# Iron-All Transfer paper



## natashatee (Jan 9, 2007)

Is back in now apparently. 

Just in case anyone was wanting some.


----------



## badalou (Mar 19, 2006)

Did you see my video showing the new Iron All.


----------



## natashatee (Jan 9, 2007)

Yes, its brilliant! Thanks for that. 

I'm ordering some Iron-all to try it out.
Can't seem to find a seller in the UK, so im only ordering 50!


----------



## badalou (Mar 19, 2006)

If you were smart, not saying your not but, if you break down the shipping cost per piece you would probably do better with your pricing on the larger quantity. Yes it sounds like I am selling the paper here but I am just trying to save you money. Thanks for the nice words


> Yes, its brilliant!


That's pushing a little. Far from that I am sure. Just hope it helps. Lou


----------



## natashatee (Jan 9, 2007)

badalou said:


> If you were smart, not saying your not but, if you break down the shipping cost per piece you would probably do better with your pricing on the larger quantity. Yes it sounds like I am selling the paper here but I am just trying to save you money. Thanks for the nice words
> 
> 
> > Yes, its brilliant!
> ...


Yes, thats true,

Im just getting my head around this at the moment.

i think the video is brill, clear, concise.. just what you need.


----------



## treadhead (Jul 26, 2006)

natashatee said:


> Is back in now apparently.
> 
> Just in case anyone was wanting some.


Finally got mine from New Milford Photo and it works great!!

This is my first time using it so I don't know how it compares to the "old" version but it worked like a charm for me using an Epson C88 printer and Mighty Press (Pro World) 16" x 20" heat press.

:: SHORT EXERCISE A ::
Rewrite everything from "## treadhead (Jul" down to "it works great!!" in the Iron-All transfer paper thread, using "works well" in place of "works great".
The listing after this thread is separate material and has no connection to it.

:: ENTRIES SHOWN ::
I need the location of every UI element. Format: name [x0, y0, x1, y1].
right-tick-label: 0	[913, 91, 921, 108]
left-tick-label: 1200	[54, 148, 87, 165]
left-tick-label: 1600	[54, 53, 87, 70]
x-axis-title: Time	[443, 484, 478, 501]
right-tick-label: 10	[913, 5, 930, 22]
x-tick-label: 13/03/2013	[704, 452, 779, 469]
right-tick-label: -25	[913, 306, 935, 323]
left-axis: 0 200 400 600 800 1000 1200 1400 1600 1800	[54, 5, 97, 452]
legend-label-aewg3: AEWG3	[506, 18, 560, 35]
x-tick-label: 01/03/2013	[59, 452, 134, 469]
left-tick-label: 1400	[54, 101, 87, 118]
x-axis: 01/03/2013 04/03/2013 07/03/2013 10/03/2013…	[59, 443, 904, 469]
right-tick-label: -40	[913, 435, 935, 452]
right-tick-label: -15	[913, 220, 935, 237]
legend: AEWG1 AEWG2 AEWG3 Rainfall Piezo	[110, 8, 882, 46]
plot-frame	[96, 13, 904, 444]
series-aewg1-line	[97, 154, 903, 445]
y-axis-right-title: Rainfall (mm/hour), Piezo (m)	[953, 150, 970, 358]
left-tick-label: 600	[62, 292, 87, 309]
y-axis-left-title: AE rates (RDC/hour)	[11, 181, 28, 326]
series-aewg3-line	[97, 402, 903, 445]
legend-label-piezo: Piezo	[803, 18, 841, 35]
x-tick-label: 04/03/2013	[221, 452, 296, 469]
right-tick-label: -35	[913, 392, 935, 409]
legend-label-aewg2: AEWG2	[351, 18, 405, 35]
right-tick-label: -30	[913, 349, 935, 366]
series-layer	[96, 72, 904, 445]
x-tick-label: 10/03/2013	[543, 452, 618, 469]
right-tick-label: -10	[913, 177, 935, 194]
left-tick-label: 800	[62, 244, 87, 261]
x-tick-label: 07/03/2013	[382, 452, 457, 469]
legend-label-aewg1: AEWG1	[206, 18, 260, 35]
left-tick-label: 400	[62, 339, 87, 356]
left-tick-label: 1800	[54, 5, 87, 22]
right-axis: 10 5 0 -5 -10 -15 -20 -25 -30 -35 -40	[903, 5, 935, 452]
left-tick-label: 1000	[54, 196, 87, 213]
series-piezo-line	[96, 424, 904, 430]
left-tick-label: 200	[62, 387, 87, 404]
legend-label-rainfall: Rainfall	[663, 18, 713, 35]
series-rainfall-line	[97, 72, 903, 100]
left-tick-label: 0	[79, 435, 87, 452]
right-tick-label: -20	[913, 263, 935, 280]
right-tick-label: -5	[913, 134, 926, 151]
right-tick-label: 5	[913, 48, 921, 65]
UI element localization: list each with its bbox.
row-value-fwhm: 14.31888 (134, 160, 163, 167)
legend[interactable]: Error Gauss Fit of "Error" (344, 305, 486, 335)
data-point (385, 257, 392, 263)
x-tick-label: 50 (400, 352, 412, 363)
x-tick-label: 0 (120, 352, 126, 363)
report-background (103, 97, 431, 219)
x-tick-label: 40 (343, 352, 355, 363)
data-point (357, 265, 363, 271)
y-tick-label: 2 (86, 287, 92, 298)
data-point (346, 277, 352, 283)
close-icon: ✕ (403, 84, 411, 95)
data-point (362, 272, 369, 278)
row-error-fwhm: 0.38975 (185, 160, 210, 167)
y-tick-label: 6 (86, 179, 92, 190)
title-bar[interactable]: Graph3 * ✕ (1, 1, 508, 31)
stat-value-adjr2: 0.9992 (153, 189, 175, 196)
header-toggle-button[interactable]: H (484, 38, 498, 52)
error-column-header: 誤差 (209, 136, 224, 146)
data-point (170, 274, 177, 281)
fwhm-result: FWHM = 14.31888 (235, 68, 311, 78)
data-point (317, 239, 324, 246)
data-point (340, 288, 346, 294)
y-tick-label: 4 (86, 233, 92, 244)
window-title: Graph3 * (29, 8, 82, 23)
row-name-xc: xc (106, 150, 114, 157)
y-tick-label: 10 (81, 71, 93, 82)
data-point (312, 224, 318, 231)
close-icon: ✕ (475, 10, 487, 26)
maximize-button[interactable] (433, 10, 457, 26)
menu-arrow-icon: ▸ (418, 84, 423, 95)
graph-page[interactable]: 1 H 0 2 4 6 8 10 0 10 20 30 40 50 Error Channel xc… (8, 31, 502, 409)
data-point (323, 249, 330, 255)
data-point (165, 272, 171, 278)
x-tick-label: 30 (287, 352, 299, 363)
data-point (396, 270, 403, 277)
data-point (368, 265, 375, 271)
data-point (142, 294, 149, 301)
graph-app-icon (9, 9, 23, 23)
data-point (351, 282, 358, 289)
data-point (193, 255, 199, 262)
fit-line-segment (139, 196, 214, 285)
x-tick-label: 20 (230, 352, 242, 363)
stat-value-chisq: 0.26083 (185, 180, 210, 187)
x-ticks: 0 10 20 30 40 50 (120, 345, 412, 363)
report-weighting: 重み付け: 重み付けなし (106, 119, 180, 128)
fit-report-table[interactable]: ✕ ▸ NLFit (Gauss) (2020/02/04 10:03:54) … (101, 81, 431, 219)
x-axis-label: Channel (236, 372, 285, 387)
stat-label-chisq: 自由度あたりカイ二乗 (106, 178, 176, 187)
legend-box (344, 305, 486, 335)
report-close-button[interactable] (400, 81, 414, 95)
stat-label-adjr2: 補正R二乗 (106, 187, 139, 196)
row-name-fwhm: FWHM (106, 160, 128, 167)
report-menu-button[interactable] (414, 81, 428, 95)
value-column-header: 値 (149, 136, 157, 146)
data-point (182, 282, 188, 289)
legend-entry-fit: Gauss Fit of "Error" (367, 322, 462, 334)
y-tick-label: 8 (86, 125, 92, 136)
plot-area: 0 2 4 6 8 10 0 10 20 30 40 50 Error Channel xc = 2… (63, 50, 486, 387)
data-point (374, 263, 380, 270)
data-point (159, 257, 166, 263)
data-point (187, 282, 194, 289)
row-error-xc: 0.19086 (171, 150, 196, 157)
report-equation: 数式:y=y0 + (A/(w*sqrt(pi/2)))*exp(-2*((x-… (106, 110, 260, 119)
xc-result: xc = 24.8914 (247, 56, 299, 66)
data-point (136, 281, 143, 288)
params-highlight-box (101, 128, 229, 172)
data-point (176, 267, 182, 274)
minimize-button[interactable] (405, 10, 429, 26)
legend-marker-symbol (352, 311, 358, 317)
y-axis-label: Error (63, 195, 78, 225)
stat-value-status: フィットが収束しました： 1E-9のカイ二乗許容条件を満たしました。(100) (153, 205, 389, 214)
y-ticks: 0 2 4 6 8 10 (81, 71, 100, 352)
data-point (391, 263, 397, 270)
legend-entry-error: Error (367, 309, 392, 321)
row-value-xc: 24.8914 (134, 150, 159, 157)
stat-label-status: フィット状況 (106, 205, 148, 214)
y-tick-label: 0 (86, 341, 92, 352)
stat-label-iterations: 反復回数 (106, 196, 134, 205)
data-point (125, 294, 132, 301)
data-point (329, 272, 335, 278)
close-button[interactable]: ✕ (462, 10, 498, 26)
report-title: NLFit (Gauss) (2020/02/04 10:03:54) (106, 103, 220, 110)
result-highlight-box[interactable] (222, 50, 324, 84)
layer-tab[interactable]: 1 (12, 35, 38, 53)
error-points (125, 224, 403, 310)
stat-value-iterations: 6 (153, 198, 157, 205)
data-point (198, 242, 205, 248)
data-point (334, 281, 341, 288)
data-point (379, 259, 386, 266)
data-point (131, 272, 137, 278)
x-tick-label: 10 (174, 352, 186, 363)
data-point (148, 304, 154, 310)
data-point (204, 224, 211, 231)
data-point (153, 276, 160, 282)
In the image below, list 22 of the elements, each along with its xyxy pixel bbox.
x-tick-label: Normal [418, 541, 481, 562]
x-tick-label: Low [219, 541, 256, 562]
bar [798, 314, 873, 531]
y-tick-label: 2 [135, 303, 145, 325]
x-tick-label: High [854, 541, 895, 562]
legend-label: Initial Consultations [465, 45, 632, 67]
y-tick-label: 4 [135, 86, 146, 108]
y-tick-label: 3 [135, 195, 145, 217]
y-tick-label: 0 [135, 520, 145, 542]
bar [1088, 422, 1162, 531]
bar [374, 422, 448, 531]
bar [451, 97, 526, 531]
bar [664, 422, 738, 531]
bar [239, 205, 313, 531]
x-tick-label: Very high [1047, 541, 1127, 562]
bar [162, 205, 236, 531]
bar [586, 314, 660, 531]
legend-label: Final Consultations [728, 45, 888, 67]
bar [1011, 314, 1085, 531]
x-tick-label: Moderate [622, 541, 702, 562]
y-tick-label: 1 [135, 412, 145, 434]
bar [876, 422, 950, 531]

:: SHORT EXERCISE B ::
Copy the listing word for word, from its very first line down to the line containing "306, 935, 323]", including both of those lines.

:: FINISHED ANSWER A ::
## treadhead (Jul 26, 2006)

natashatee said:


> Is back in now apparently.
> 
> Just in case anyone was wanting some.


Finally got mine from New Milford Photo and it works well!!

:: FINISHED ANSWER B ::
I need the location of every UI element. Format: name [x0, y0, x1, y1].
right-tick-label: 0	[913, 91, 921, 108]
left-tick-label: 1200	[54, 148, 87, 165]
left-tick-label: 1600	[54, 53, 87, 70]
x-axis-title: Time	[443, 484, 478, 501]
right-tick-label: 10	[913, 5, 930, 22]
x-tick-label: 13/03/2013	[704, 452, 779, 469]
right-tick-label: -25	[913, 306, 935, 323]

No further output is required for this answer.